DIRECTION: Every entry must be echoed exactly.

►

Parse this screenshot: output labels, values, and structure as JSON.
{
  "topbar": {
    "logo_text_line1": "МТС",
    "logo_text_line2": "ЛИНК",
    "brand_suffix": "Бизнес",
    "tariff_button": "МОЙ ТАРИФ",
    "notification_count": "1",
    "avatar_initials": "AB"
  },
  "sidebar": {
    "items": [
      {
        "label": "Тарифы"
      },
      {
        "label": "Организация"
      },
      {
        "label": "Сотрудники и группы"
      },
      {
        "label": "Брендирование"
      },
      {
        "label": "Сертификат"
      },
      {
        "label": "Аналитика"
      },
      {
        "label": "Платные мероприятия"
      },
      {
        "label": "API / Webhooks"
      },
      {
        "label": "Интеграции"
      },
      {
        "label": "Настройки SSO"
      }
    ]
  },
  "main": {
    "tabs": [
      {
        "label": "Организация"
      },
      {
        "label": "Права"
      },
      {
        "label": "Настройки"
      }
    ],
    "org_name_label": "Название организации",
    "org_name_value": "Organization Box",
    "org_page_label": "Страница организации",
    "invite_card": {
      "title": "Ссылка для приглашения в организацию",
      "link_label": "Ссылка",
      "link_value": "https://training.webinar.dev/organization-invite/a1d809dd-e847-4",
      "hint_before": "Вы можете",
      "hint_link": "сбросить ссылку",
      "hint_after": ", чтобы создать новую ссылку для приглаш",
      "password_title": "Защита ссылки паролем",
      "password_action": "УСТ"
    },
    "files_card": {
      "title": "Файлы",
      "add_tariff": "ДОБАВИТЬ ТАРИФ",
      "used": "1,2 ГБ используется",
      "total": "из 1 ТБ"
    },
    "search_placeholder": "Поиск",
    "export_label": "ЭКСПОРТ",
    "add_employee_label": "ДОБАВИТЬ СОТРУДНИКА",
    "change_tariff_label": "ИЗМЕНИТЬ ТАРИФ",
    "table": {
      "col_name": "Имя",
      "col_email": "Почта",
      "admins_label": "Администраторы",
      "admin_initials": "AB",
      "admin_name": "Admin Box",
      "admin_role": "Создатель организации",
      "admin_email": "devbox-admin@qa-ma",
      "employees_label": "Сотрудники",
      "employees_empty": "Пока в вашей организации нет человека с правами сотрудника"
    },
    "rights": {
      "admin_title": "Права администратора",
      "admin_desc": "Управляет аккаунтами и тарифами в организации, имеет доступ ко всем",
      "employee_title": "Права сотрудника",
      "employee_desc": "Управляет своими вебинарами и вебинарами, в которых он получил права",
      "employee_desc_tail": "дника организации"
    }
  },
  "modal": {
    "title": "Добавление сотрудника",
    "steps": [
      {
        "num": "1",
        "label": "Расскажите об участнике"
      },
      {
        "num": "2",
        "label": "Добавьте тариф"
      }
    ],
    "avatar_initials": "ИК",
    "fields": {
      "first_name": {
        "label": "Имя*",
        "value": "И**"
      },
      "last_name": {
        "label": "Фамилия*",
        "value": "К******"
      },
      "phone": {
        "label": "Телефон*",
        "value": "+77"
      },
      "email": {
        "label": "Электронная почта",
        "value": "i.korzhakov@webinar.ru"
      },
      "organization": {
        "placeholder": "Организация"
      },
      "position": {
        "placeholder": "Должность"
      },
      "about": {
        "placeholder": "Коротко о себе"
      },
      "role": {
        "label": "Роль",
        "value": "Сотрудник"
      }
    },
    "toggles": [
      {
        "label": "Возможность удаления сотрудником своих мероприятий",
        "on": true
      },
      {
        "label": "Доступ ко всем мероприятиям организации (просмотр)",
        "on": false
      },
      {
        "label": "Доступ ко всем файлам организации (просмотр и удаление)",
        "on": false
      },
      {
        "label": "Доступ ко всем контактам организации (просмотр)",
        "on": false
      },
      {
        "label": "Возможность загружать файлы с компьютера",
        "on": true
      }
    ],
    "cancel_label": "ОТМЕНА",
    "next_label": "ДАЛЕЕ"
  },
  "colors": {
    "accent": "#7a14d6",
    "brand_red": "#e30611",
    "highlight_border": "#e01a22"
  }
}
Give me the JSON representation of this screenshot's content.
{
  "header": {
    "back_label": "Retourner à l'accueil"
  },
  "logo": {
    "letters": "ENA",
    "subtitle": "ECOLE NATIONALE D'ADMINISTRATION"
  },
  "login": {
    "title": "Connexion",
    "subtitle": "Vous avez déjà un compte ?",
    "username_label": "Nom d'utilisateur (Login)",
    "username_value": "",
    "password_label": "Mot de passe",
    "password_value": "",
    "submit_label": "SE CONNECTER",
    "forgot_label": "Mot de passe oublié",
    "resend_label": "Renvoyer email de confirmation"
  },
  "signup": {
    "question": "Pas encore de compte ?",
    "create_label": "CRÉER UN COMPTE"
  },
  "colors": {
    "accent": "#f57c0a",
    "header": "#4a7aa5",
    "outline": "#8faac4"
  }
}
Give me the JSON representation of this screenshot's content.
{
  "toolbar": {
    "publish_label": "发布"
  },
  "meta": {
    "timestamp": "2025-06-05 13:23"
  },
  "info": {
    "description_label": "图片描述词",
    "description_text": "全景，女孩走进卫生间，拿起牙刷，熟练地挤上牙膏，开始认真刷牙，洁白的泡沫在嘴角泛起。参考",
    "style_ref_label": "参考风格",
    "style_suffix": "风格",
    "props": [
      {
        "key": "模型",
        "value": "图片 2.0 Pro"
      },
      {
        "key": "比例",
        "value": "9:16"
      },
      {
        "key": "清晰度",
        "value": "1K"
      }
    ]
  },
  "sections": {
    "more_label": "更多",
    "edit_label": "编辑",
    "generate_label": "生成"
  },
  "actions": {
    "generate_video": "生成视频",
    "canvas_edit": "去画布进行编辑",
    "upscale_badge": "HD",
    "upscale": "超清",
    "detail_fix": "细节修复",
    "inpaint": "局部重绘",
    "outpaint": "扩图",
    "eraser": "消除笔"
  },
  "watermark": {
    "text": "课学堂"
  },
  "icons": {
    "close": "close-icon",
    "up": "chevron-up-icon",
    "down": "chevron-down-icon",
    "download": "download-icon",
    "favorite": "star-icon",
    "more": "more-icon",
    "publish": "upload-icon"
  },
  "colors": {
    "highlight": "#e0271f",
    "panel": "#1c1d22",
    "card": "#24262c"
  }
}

◄

TASK ANSWER:
Parse this screenshot: output labels, values, and structure as JSON.
{
  "topbar": {
    "logo_text_line1": "МТС",
    "logo_text_line2": "ЛИНК",
    "brand_suffix": "Бизнес",
    "tariff_button": "МОЙ ТАРИФ",
    "notification_count": "1",
    "avatar_initials": "AB"
  },
  "sidebar": {
    "items": [
      {
        "label": "Тарифы"
      },
      {
        "label": "Организация"
      },
      {
        "label": "Сотрудники и группы"
      },
      {
        "label": "Брендирование"
      },
      {
        "label": "Сертификат"
      },
      {
        "label": "Аналитика"
      },
      {
        "label": "Платные мероприятия"
      },
      {
        "label": "API / Webhooks"
      },
      {
        "label": "Интеграции"
      },
      {
        "label": "Настройки SSO"
      }
    ]
  },
  "main": {
    "tabs": [
      {
        "label": "Организация"
      },
      {
        "label": "Права"
      },
      {
        "label": "Настройки"
      }
    ],
    "org_name_label": "Название организации",
    "org_name_value": "Organization Box",
    "org_page_label": "Страница организации",
    "invite_card": {
      "title": "Ссылка для приглашения в организацию",
      "link_label": "Ссылка",
      "link_value": "https://training.webinar.dev/organization-invite/a1d809dd-e847-4",
      "hint_before": "Вы можете",
      "hint_link": "сбросить ссылку",
      "hint_after": ", чтобы создать новую ссылку для приглаш",
      "password_title": "Защита ссылки паролем",
      "password_action": "УСТ"
    },
    "files_card": {
      "title": "Файлы",
      "add_tariff": "ДОБАВИТЬ ТАРИФ",
      "used": "1,2 ГБ используется",
      "total": "из 1 ТБ"
    },
    "search_placeholder": "Поиск",
    "export_label": "ЭКСПОРТ",
    "add_employee_label": "ДОБАВИТЬ СОТРУДНИКА",
    "change_tariff_label": "ИЗМЕНИТЬ ТАРИФ",
    "table": {
      "col_name": "Имя",
      "col_email": "Почта",
      "admins_label": "Администраторы",
      "admin_initials": "AB",
      "admin_name": "Admin Box",
      "admin_role": "Создатель организации",
      "admin_email": "devbox-admin@qa-ma",
      "employees_label": "Сотрудники",
      "employees_empty": "Пока в вашей организации нет человека с правами сотрудника"
    },
    "rights": {
      "admin_title": "Права администратора",
      "admin_desc": "Управляет аккаунтами и тарифами в организации, имеет доступ ко всем",
      "employee_title": "Права сотрудника",
      "employee_desc": "Управляет своими вебинарами и вебинарами, в которых он получил права",
      "employee_desc_tail": "дника организации"
    }
  },
  "modal": {
    "title": "Добавление сотрудника",
    "steps": [
      {
        "num": "1",
        "label": "Расскажите об участнике"
      },
      {
        "num": "2",
        "label": "Добавьте тариф"
      }
    ],
    "avatar_initials": "ИК",
    "fields": {
      "first_name": {
        "label": "Имя*",
        "value": "И**"
      },
      "last_name": {
        "label": "Фамилия*",
        "value": "К******"
      },
      "phone": {
        "label": "Телефон*",
        "value": "+77"
      },
      "email": {
        "label": "Электронная почта",
        "value": "i.korzhakov@webinar.ru"
      },
      "organization": {
        "placeholder": "Организация"
      },
      "position": {
        "placeholder": "Должность"
      },
      "about": {
        "placeholder": "Коротко о себе"
      },
      "role": {
        "label": "Роль",
        "value": "Сотрудник"
      }
    },
    "toggles": [
      {
        "label": "Возможность удаления сотрудником своих мероприятий",
        "on": true
      },
      {
        "label": "Доступ ко всем мероприятиям организации (просмотр)",
        "on": false
      },
      {
        "label": "Доступ ко всем файлам организации (просмотр и удаление)",
        "on": false
      },
      {
        "label": "Доступ ко всем контактам организации (просмотр)",
        "on": false
      },
      {
        "label": "Возможность загружать файлы с компьютера",
        "on": true
      }
    ],
    "cancel_label": "ОТМЕНА",
    "next_label": "ДАЛЕЕ"
  },
  "colors": {
    "accent": "#7a14d6",
    "brand_red": "#e30611",
    "highlight_border": "#e01a22"
  }
}
Give me the JSON representation of this screenshot's content.
{
  "header": {
    "back_label": "Retourner à l'accueil"
  },
  "logo": {
    "letters": "ENA",
    "subtitle": "ECOLE NATIONALE D'ADMINISTRATION"
  },
  "login": {
    "title": "Connexion",
    "subtitle": "Vous avez déjà un compte ?",
    "username_label": "Nom d'utilisateur (Login)",
    "username_value": "",
    "password_label": "Mot de passe",
    "password_value": "",
    "submit_label": "SE CONNECTER",
    "forgot_label": "Mot de passe oublié",
    "resend_label": "Renvoyer email de confirmation"
  },
  "signup": {
    "question": "Pas encore de compte ?",
    "create_label": "CRÉER UN COMPTE"
  },
  "colors": {
    "accent": "#f57c0a",
    "header": "#4a7aa5",
    "outline": "#8faac4"
  }
}
Give me the JSON representation of this screenshot's content.
{
  "toolbar": {
    "publish_label": "发布"
  },
  "meta": {
    "timestamp": "2025-06-05 13:23"
  },
  "info": {
    "description_label": "图片描述词",
    "description_text": "全景，女孩走进卫生间，拿起牙刷，熟练地挤上牙膏，开始认真刷牙，洁白的泡沫在嘴角泛起。参考",
    "style_ref_label": "参考风格",
    "style_suffix": "风格",
    "props": [
      {
        "key": "模型",
        "value": "图片 2.0 Pro"
      },
      {
        "key": "比例",
        "value": "9:16"
      },
      {
        "key": "清晰度",
        "value": "1K"
      }
    ]
  },
  "sections": {
    "more_label": "更多",
    "edit_label": "编辑",
    "generate_label": "生成"
  },
  "actions": {
    "generate_video": "生成视频",
    "canvas_edit": "去画布进行编辑",
    "upscale_badge": "HD",
    "upscale": "超清",
    "detail_fix": "细节修复",
    "inpaint": "局部重绘",
    "outpaint": "扩图",
    "eraser": "消除笔"
  },
  "watermark": {
    "text": "课学堂"
  },
  "icons": {
    "close": "close-icon",
    "up": "chevron-up-icon",
    "down": "chevron-down-icon",
    "download": "download-icon",
    "favorite": "star-icon",
    "more": "more-icon",
    "publish": "upload-icon"
  },
  "colors": {
    "highlight": "#e0271f",
    "panel": "#1c1d22",
    "card": "#24262c"
  }
}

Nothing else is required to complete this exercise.